## ABOUT THIS EXERCISE
Pull out each line of the records holding the string "model".

## Source records
════════════════
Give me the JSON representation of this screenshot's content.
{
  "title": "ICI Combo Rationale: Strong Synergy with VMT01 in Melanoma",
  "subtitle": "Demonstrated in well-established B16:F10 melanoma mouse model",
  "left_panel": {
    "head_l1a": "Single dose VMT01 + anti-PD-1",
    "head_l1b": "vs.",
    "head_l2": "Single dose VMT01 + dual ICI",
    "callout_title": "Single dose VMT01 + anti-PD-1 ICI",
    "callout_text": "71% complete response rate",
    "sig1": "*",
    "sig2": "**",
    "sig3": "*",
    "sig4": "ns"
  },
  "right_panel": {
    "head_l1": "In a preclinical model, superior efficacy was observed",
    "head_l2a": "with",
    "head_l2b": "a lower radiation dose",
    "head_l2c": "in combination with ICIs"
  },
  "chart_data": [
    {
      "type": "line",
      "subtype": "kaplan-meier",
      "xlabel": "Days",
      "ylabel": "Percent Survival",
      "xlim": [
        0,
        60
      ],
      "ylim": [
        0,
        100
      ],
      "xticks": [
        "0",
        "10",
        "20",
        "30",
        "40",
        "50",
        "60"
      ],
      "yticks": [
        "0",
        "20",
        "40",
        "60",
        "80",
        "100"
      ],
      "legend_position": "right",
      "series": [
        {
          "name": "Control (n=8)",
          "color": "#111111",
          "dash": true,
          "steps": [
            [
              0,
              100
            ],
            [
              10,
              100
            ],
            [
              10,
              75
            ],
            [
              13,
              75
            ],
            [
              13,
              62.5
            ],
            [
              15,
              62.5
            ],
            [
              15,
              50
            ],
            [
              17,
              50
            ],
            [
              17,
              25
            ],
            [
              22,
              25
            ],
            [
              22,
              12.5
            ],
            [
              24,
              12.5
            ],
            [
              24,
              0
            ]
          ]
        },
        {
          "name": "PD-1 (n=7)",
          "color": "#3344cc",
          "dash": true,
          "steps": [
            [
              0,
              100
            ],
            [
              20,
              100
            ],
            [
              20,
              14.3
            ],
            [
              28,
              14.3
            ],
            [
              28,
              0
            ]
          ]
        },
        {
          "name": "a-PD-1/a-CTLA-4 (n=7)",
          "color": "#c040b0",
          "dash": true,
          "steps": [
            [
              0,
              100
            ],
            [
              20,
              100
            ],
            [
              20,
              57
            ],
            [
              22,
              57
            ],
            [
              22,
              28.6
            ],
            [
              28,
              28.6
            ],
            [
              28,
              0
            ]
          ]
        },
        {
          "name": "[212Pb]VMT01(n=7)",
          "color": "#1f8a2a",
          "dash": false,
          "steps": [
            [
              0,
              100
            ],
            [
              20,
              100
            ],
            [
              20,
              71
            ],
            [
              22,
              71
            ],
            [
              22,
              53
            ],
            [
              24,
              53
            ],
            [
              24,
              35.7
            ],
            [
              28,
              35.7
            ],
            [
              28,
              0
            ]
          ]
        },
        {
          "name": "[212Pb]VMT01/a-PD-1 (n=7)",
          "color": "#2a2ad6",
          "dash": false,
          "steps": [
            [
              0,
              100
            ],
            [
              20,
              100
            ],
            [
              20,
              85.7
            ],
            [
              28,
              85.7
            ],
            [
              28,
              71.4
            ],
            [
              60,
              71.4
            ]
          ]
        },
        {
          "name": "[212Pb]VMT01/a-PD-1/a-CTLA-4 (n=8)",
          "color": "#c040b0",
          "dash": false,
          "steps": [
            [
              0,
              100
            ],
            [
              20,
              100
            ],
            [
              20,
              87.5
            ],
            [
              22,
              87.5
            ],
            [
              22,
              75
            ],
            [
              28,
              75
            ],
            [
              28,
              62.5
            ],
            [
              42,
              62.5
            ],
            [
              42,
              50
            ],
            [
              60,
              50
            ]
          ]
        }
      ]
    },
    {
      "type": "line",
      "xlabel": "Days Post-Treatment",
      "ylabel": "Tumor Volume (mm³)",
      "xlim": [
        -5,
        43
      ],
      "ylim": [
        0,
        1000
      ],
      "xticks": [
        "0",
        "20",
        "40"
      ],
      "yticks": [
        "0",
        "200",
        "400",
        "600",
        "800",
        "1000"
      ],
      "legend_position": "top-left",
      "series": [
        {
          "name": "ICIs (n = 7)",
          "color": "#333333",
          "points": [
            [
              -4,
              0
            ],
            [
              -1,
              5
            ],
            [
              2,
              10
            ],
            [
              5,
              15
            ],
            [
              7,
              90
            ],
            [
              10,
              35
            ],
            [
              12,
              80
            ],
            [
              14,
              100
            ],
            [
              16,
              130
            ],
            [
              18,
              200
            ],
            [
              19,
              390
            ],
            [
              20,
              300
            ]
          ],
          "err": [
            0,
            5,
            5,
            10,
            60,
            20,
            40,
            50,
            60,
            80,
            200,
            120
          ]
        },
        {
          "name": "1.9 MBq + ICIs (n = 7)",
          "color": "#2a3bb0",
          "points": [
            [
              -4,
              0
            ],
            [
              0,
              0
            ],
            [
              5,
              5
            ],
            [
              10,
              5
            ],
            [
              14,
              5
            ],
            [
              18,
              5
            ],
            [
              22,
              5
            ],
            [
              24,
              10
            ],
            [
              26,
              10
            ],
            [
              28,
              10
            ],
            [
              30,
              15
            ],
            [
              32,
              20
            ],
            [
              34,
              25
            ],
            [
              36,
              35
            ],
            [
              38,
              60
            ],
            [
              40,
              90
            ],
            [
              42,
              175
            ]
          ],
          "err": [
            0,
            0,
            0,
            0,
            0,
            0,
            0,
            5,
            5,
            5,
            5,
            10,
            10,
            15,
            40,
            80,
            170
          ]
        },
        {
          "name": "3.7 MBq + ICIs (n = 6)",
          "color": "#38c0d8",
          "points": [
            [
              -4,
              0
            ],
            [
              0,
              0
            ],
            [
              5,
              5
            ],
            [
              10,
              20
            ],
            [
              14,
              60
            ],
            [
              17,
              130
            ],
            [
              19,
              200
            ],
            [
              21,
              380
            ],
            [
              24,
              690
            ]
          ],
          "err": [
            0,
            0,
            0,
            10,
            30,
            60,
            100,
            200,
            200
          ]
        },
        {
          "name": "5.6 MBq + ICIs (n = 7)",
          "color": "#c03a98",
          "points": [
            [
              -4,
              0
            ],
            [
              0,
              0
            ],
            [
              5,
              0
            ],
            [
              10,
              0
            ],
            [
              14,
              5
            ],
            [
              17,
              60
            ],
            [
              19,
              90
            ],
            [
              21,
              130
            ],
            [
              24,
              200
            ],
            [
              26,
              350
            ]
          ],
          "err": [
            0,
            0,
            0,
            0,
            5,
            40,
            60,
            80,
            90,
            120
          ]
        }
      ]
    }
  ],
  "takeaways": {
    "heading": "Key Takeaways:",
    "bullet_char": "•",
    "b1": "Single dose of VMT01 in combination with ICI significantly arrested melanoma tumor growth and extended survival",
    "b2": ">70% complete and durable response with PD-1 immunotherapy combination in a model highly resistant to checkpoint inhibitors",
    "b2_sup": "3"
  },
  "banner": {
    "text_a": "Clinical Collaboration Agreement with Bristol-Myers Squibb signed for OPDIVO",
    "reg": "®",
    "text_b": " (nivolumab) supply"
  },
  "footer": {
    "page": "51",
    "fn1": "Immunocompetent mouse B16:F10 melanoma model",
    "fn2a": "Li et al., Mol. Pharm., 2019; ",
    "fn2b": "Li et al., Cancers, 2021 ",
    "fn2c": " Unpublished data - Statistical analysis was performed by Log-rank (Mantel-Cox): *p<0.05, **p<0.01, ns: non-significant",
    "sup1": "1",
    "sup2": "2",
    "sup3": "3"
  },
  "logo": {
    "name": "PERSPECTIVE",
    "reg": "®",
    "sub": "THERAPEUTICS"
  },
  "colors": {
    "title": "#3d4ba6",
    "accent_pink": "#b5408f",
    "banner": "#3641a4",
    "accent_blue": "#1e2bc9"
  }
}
════════════════
## EXERCISE RESULT
  "subtitle": "Demonstrated in well-established B16:F10 melanoma mouse model",
    "head_l1": "In a preclinical model, superior efficacy was observed",
    "b2": ">70% complete and durable response with PD-1 immunotherapy combination in a model highly resistant to checkpoint inhibitors",
    "fn1": "Immunocompetent mouse B16:F10 melanoma model",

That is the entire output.